Required task:
Copy out each line of the data that holds the word "Risorse".

───── Material provided ─────

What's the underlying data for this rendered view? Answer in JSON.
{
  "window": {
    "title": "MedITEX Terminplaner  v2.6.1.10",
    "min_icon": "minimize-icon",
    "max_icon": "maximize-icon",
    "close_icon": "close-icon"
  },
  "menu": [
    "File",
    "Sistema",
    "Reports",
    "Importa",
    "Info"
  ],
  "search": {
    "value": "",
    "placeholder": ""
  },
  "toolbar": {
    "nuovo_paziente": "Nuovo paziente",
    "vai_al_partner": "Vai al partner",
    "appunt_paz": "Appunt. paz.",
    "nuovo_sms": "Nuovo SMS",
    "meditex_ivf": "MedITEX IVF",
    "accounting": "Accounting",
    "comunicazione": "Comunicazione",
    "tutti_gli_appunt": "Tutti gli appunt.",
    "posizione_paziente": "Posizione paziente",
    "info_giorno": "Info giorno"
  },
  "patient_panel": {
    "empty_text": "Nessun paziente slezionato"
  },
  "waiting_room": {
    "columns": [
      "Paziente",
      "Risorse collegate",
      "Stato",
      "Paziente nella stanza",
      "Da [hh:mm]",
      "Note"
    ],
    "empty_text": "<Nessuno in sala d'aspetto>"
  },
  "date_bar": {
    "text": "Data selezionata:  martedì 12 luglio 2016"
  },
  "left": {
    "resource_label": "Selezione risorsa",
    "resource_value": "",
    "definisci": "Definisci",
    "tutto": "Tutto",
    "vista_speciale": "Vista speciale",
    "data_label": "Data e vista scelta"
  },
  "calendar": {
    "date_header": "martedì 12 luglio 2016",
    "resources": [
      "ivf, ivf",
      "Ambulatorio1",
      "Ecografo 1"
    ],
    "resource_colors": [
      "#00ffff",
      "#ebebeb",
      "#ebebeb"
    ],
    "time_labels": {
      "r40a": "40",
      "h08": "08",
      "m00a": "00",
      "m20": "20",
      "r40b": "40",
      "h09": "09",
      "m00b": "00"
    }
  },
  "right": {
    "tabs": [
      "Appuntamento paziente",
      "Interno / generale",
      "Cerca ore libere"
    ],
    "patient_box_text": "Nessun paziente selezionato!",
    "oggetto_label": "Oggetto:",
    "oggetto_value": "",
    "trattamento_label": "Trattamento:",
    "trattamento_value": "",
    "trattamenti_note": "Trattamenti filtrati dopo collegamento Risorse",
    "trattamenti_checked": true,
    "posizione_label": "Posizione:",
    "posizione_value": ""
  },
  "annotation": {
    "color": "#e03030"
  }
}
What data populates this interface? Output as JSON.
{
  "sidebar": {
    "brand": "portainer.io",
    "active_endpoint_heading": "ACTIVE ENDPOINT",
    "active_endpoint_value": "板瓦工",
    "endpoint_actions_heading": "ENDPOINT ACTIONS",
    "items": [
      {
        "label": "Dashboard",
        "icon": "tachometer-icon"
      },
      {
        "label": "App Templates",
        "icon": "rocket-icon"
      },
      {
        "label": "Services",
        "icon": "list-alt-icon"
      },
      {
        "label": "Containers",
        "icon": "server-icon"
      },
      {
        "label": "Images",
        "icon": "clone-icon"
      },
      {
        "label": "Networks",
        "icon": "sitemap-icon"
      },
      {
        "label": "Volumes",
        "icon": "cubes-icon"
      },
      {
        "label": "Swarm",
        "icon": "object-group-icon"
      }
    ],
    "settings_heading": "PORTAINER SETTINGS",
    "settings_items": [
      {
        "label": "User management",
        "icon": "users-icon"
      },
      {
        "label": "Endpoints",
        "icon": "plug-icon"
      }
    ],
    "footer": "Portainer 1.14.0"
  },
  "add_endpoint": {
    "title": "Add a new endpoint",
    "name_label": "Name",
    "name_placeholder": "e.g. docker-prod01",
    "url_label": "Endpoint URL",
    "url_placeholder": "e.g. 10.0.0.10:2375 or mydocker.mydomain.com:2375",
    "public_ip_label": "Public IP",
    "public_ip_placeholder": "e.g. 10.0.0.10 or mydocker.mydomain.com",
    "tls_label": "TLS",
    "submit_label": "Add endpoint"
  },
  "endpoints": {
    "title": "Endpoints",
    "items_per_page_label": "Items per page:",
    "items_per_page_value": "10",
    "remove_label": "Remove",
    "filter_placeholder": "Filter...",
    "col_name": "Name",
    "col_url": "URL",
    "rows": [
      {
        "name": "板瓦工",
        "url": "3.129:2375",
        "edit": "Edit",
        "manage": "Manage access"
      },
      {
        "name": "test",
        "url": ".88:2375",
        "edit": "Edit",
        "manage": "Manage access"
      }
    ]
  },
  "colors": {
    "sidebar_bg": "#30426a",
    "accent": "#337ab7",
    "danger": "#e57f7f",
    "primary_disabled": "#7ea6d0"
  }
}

─────

Exercise solution:
      "Risorse collegate",
    "trattamenti_note": "Trattamenti filtrati dopo collegamento Risorse",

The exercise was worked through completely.